### Given problem:
Answer with nothing but a number: how many lines include the word "amikor"?

Stored data entries
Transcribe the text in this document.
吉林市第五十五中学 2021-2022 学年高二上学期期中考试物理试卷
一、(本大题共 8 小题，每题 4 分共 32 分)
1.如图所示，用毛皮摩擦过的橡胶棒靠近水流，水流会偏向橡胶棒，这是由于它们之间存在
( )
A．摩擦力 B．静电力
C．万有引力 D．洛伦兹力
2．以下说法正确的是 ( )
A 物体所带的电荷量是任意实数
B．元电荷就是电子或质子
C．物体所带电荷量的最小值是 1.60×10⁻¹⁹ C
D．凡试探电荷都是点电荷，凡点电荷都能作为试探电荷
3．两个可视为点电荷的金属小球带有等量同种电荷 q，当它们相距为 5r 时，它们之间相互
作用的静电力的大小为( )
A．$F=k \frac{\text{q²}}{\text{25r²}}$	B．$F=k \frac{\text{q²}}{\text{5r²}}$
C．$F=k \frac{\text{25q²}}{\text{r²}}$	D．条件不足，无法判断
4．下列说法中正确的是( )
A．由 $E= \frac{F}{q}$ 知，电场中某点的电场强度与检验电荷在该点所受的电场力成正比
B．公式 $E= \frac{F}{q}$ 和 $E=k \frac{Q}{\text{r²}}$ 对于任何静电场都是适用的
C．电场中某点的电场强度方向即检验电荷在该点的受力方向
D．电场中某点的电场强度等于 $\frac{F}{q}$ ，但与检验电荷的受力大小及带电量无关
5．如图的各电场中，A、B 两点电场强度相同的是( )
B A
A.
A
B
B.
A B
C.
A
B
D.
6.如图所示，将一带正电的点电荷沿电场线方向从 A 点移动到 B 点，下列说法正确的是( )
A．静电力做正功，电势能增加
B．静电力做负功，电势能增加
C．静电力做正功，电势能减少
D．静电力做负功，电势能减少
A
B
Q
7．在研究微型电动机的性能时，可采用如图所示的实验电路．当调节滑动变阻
...
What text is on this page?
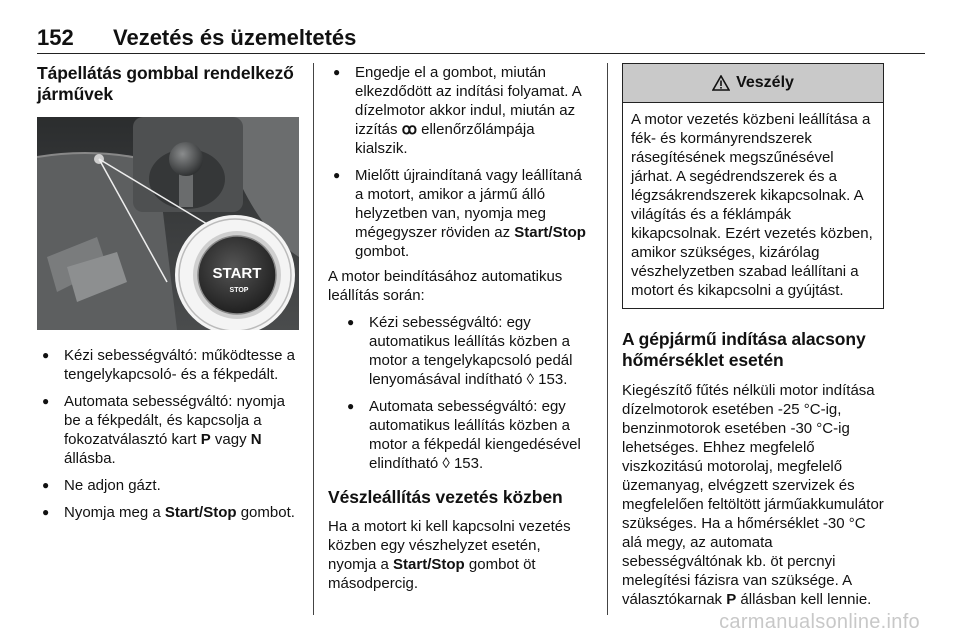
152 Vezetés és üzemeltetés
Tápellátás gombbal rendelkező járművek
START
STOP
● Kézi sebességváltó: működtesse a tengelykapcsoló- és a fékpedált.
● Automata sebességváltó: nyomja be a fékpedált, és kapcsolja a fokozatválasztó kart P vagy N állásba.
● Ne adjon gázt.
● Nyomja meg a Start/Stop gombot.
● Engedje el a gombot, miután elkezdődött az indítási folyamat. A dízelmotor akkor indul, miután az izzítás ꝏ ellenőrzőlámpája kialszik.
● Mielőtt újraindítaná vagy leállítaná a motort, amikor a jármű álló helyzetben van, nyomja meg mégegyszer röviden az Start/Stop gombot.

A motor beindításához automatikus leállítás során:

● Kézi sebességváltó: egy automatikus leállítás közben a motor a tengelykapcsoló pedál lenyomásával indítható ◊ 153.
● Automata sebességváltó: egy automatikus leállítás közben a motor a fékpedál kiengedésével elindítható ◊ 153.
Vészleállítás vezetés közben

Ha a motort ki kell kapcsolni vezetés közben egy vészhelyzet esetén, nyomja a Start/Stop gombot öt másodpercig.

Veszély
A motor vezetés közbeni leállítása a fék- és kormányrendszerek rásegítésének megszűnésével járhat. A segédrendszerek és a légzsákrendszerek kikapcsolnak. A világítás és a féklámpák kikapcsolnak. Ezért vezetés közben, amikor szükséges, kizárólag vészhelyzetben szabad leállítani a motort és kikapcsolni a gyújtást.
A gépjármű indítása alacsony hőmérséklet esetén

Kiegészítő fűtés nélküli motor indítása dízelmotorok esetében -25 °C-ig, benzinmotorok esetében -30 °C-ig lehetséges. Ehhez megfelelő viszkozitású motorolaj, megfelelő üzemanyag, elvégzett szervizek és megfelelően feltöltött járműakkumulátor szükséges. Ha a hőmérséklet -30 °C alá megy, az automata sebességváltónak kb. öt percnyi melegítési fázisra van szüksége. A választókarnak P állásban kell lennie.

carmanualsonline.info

### Complete answer:
2